>> Start WORKING DATA

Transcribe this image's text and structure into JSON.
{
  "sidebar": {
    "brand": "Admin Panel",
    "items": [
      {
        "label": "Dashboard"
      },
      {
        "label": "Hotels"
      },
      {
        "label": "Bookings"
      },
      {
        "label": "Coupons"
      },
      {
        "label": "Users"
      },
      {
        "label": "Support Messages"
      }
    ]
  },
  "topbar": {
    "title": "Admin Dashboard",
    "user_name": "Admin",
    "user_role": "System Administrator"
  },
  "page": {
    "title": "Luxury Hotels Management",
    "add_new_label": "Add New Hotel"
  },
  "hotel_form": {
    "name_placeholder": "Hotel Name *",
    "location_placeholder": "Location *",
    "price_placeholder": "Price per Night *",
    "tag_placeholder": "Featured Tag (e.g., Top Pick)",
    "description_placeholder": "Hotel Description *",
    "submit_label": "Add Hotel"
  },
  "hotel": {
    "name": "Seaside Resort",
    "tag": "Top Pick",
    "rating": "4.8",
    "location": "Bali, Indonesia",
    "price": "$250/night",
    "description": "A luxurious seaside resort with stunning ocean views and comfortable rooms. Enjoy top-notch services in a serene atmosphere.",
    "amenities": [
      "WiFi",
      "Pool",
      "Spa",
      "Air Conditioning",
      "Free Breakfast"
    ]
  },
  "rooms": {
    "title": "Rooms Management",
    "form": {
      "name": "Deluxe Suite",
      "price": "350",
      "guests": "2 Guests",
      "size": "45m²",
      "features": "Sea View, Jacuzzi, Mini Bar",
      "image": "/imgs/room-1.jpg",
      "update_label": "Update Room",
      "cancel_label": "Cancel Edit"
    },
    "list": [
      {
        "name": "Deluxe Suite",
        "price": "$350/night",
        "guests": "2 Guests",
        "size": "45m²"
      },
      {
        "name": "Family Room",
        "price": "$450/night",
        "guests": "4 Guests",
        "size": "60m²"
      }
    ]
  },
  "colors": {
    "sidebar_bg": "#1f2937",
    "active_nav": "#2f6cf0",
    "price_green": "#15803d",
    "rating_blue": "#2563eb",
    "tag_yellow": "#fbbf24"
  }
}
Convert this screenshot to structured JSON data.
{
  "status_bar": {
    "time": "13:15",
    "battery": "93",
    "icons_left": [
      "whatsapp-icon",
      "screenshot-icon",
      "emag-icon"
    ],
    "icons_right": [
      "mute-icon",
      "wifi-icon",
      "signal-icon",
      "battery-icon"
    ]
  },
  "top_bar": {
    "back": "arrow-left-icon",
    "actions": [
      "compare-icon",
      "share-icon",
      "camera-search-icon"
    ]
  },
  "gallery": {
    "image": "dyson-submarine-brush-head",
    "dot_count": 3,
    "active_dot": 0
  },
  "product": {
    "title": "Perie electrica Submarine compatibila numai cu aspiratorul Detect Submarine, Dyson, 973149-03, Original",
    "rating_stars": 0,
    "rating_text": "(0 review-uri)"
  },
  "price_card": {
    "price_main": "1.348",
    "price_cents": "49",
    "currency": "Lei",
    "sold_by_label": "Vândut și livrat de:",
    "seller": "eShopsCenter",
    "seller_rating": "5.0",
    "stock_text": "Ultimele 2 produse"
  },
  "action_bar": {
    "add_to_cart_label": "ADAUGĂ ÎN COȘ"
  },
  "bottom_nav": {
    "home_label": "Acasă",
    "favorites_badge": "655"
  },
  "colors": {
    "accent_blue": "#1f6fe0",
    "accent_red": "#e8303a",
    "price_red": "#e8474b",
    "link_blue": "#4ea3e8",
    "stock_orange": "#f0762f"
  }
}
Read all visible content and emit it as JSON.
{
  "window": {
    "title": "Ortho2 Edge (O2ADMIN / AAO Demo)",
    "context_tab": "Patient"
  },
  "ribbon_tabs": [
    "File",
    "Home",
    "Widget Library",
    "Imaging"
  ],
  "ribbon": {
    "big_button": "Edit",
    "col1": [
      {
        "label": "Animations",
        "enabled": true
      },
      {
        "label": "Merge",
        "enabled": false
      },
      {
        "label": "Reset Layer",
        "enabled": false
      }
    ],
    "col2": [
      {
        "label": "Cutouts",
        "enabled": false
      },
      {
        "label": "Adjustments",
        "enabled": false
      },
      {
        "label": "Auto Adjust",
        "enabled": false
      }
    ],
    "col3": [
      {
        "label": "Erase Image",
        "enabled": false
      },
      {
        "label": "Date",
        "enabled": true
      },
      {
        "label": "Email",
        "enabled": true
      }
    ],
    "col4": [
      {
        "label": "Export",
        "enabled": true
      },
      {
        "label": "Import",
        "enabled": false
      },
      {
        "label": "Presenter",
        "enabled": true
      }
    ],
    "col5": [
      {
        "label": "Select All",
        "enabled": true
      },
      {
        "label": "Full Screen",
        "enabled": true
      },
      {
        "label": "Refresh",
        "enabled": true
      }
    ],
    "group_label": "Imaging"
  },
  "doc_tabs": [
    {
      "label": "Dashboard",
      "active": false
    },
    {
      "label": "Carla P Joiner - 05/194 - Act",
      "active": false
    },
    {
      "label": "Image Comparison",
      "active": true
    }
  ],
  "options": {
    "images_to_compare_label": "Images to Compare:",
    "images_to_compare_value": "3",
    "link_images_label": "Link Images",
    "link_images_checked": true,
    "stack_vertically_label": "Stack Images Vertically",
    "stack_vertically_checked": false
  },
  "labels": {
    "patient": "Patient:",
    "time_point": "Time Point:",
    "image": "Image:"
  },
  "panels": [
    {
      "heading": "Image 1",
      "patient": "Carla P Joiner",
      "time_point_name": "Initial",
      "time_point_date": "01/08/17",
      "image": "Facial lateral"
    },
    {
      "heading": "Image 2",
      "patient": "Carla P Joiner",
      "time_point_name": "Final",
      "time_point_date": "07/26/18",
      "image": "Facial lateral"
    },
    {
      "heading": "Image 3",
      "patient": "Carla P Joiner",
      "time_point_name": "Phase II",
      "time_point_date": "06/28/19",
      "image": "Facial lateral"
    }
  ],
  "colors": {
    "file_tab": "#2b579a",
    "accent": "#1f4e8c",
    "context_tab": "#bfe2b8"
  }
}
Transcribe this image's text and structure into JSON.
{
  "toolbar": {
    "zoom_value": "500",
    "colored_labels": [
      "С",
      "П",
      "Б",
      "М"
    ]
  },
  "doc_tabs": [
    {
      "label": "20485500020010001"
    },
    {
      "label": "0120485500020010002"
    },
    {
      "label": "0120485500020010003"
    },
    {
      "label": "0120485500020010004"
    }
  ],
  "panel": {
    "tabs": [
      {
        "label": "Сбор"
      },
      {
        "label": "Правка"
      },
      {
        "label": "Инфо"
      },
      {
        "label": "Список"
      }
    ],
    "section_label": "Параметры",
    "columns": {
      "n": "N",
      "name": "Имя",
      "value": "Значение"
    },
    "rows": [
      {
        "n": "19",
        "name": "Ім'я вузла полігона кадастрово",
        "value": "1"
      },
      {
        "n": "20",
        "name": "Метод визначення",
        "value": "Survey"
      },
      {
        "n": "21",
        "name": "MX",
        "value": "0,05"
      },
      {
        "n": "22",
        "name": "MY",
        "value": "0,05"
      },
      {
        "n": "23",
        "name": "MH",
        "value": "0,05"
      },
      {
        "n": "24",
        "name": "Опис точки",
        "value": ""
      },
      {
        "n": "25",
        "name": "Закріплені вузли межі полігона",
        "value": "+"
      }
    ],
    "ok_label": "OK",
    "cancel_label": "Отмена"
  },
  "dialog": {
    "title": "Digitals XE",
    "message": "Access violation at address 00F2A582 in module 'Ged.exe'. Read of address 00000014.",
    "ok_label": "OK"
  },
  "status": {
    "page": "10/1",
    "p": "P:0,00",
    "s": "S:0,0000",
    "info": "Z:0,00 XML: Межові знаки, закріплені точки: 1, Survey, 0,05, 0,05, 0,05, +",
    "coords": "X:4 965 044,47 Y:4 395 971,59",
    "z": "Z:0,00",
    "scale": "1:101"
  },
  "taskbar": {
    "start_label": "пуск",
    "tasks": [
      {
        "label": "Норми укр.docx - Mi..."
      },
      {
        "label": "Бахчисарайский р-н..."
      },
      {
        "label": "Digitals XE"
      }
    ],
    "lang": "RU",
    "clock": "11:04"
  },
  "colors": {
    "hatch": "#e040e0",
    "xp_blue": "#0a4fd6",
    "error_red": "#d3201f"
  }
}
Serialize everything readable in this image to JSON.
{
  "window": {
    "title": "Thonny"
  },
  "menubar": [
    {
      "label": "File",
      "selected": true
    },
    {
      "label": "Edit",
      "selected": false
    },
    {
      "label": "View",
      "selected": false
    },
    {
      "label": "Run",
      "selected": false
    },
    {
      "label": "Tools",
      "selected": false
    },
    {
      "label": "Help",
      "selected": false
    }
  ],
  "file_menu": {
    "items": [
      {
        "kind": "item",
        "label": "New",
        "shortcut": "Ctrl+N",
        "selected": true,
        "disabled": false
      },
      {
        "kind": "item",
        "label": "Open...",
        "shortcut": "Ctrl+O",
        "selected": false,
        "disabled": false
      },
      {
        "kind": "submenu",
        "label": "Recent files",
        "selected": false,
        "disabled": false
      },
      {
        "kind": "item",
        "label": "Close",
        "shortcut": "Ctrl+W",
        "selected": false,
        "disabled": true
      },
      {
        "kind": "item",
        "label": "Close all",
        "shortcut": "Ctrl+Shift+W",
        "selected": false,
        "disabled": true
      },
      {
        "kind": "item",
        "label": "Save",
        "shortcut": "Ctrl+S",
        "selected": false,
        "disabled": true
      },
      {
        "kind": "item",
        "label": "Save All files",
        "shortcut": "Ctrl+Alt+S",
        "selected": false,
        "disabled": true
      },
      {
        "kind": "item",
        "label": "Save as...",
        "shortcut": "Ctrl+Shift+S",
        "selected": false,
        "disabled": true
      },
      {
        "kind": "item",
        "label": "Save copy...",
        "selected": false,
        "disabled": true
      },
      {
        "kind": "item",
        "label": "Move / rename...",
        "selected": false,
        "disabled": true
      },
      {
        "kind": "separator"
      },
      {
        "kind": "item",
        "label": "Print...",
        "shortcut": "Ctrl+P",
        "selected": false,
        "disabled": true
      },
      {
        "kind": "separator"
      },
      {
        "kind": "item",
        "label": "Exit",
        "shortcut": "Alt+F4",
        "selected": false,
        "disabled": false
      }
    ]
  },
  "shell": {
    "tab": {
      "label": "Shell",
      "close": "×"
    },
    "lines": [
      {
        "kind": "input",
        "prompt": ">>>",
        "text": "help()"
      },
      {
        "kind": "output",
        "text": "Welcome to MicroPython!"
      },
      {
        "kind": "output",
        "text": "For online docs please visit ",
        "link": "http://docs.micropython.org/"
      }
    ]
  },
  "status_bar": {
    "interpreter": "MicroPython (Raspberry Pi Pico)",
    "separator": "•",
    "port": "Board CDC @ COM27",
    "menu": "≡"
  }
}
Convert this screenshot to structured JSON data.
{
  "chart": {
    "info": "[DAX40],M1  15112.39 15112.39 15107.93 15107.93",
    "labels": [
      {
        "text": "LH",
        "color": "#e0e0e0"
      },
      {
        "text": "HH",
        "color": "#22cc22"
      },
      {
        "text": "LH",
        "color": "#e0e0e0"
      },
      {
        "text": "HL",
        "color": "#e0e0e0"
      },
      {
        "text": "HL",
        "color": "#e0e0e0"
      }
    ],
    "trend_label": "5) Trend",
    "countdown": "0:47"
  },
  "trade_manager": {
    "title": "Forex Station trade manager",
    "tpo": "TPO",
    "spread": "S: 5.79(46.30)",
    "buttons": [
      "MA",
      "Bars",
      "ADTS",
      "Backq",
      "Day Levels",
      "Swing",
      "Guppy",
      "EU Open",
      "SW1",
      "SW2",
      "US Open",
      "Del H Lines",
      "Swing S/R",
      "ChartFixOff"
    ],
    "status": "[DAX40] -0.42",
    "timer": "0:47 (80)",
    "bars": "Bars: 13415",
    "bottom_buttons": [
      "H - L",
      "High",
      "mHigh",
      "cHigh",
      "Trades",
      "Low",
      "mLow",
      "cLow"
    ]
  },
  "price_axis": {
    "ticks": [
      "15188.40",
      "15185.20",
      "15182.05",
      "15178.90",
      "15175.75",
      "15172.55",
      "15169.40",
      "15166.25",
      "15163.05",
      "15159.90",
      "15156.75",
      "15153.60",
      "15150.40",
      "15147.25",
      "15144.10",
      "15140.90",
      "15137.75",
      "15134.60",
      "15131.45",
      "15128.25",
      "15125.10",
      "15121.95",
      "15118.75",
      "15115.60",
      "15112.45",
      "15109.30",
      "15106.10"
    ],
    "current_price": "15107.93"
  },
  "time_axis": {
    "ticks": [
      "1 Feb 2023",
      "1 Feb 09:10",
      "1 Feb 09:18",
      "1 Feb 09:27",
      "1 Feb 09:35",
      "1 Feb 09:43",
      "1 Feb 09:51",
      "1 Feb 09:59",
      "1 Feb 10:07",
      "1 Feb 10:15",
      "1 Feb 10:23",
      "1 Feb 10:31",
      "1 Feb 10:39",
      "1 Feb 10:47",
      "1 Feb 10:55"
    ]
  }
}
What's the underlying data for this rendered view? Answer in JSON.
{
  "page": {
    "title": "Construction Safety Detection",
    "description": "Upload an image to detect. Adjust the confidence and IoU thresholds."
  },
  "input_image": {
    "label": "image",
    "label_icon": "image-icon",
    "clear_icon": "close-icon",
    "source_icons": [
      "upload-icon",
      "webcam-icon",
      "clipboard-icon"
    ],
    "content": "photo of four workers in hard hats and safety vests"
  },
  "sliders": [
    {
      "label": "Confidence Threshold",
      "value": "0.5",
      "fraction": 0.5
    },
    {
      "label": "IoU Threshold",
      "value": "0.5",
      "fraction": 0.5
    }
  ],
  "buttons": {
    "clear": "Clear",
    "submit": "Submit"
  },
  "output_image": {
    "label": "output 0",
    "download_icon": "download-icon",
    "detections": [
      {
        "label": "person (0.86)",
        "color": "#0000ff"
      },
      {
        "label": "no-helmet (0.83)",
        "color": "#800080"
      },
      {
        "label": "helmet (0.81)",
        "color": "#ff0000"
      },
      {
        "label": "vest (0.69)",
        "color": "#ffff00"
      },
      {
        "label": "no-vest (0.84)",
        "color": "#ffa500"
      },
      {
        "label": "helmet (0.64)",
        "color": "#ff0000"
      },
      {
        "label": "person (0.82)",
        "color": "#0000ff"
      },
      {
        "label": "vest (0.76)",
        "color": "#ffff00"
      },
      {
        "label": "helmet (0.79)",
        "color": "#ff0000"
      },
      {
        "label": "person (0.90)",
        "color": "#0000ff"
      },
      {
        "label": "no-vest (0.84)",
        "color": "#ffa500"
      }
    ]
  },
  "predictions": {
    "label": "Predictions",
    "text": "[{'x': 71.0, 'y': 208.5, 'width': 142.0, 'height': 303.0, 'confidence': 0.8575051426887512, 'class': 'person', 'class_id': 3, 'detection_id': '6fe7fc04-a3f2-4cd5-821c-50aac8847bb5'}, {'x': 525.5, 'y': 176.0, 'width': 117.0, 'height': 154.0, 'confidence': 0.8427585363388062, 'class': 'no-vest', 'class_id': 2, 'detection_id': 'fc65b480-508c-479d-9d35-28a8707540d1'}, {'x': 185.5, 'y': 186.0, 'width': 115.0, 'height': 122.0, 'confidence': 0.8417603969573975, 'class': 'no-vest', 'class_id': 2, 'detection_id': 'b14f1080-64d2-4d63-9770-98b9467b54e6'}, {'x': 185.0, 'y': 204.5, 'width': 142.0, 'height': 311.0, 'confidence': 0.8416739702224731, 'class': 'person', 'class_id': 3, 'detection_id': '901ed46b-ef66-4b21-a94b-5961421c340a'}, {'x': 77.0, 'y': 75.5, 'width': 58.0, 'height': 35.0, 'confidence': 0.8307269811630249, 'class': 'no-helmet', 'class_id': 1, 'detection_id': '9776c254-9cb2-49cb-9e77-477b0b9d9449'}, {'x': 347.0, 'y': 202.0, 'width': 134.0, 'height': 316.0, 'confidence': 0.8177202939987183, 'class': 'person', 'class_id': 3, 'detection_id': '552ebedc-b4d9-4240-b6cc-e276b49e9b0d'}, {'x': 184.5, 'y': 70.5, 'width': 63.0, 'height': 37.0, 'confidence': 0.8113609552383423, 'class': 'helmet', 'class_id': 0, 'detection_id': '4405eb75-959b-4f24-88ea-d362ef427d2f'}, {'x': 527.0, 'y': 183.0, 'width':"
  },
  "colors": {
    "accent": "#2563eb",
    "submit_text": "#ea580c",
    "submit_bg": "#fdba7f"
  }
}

>> End WORKING DATA

## WHAT THE TASK ASKS
How many of the lines above hold "title"? Answer with only the number.

## REPLY TO THE EXERCISE
9